Goal of the exercise: Look for "JSON" in the listing below. Gather each line that contains it.

____

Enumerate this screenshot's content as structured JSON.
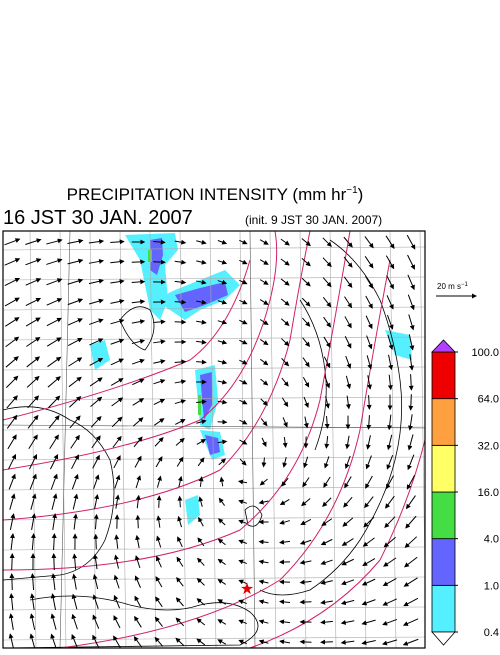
{
  "header": {
    "title": "PRECIPITATION INTENSITY (mm hr",
    "title_exponent": "−1",
    "title_close": ")",
    "valid_time": "16 JST 30 JAN. 2007",
    "init_time": "(init. 9 JST 30 JAN. 2007)"
  },
  "reference_vector": {
    "label": "20 m s",
    "label_exponent": "−1"
  },
  "colorbar": {
    "levels": [
      {
        "value": 0.4,
        "label": "0.4"
      },
      {
        "value": 1,
        "label": "1.0"
      },
      {
        "value": 4,
        "label": "4.0"
      },
      {
        "value": 16,
        "label": "16.0"
      },
      {
        "value": 32,
        "label": "32.0"
      },
      {
        "value": 64,
        "label": "64.0"
      },
      {
        "value": 100,
        "label": "100.0"
      }
    ],
    "colors": [
      "#55f0ff",
      "#6464ff",
      "#44dd44",
      "#ffff66",
      "#ffa040",
      "#ee0000"
    ],
    "over_color": "#b040ff",
    "under_color": "#ffffff"
  }
}
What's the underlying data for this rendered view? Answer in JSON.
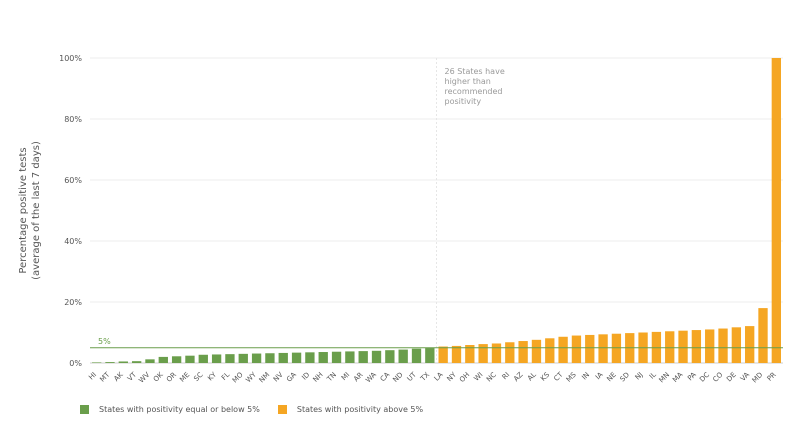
{
  "colors": {
    "green": "#6a9e4b",
    "orange": "#f5a623",
    "grid": "#ececec",
    "axis": "#cccccc",
    "text": "#555555",
    "annotation": "#9a9a9a"
  },
  "chart_data": {
    "type": "bar",
    "ylabel_lines": [
      "Percentage positive tests",
      "(average of the last 7 days)"
    ],
    "ylim": [
      0,
      100
    ],
    "yticks": [
      0,
      20,
      40,
      60,
      80,
      100
    ],
    "ytick_labels": [
      "0%",
      "20%",
      "40%",
      "60%",
      "80%",
      "100%"
    ],
    "grid": true,
    "threshold": {
      "value": 5,
      "label": "5%"
    },
    "annotation": {
      "lines": [
        "26 States have",
        "higher than",
        "recommended",
        "positivity"
      ]
    },
    "categories": [
      "HI",
      "MT",
      "AK",
      "VT",
      "WV",
      "OK",
      "OR",
      "ME",
      "SC",
      "KY",
      "FL",
      "MO",
      "WY",
      "NM",
      "NV",
      "GA",
      "ID",
      "NH",
      "TN",
      "MI",
      "AR",
      "WA",
      "CA",
      "ND",
      "UT",
      "TX",
      "LA",
      "NY",
      "OH",
      "WI",
      "NC",
      "RI",
      "AZ",
      "AL",
      "KS",
      "CT",
      "MS",
      "IN",
      "IA",
      "NE",
      "SD",
      "NJ",
      "IL",
      "MN",
      "MA",
      "PA",
      "DC",
      "CO",
      "DE",
      "VA",
      "MD",
      "PR"
    ],
    "values": [
      0.1,
      0.3,
      0.5,
      0.6,
      1.2,
      2.0,
      2.2,
      2.4,
      2.7,
      2.8,
      2.9,
      3.0,
      3.1,
      3.2,
      3.3,
      3.4,
      3.5,
      3.6,
      3.7,
      3.8,
      3.9,
      4.0,
      4.2,
      4.4,
      4.7,
      4.9,
      5.4,
      5.6,
      5.9,
      6.2,
      6.4,
      6.8,
      7.2,
      7.6,
      8.1,
      8.6,
      9.0,
      9.2,
      9.4,
      9.6,
      9.8,
      10.0,
      10.2,
      10.4,
      10.6,
      10.8,
      11.0,
      11.3,
      11.7,
      12.1,
      18.0,
      100.0
    ],
    "legend": [
      {
        "label": "States with positivity equal or below 5%",
        "color": "#6a9e4b"
      },
      {
        "label": "States with positivity above 5%",
        "color": "#f5a623"
      }
    ],
    "legend_position": "bottom-left"
  }
}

____

The reply:
Enumerate this screenshot's content as structured JSON.
What's the underlying data for this rendered view? Answer in JSON.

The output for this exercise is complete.